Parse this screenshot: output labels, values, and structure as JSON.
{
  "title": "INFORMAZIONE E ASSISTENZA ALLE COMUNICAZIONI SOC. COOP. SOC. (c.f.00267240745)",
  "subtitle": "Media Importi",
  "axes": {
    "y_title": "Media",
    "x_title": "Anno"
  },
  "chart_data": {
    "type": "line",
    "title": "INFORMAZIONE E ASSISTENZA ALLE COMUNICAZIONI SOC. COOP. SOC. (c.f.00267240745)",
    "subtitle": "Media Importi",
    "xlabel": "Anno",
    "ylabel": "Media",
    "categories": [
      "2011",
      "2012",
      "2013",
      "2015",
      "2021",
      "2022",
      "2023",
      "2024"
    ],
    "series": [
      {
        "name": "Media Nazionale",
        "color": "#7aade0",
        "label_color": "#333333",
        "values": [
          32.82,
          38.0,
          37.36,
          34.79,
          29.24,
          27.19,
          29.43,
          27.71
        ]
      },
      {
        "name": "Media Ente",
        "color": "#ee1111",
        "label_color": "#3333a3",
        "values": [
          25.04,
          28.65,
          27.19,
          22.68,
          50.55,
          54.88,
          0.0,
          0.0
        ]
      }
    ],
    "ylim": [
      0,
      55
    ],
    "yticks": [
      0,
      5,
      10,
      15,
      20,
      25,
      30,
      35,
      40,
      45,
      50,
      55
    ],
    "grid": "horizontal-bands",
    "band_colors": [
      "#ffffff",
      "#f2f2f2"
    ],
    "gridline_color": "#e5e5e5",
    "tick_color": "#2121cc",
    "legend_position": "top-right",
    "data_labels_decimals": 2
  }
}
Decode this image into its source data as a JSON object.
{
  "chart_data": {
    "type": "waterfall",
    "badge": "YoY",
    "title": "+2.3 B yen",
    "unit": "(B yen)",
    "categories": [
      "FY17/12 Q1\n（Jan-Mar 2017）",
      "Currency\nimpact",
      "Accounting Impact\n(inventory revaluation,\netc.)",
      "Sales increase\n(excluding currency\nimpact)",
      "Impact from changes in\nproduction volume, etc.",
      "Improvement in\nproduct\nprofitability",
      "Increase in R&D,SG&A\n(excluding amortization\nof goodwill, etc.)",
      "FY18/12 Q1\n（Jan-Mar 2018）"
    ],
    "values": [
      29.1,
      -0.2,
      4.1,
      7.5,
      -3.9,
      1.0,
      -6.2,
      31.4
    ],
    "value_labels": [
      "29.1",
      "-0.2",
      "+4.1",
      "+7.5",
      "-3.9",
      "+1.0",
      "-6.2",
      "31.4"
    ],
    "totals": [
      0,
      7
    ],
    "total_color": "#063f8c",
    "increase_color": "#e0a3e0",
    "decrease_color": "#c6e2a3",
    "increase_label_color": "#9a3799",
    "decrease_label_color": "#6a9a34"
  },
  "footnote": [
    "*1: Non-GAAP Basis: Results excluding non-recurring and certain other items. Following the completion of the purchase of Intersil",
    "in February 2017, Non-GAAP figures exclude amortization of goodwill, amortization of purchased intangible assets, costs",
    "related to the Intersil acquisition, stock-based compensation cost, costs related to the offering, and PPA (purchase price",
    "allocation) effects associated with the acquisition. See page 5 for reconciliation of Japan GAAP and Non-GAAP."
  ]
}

**********

TASK OBJECTIVE: Search the entries for the string "COOP" and collect each line that has it.

SOLVED EXERCISE:
  "title": "INFORMAZIONE E ASSISTENZA ALLE COMUNICAZIONI SOC. COOP. SOC. (c.f.00267240745)",
    "title": "INFORMAZIONE E ASSISTENZA ALLE COMUNICAZIONI SOC. COOP. SOC. (c.f.00267240745)",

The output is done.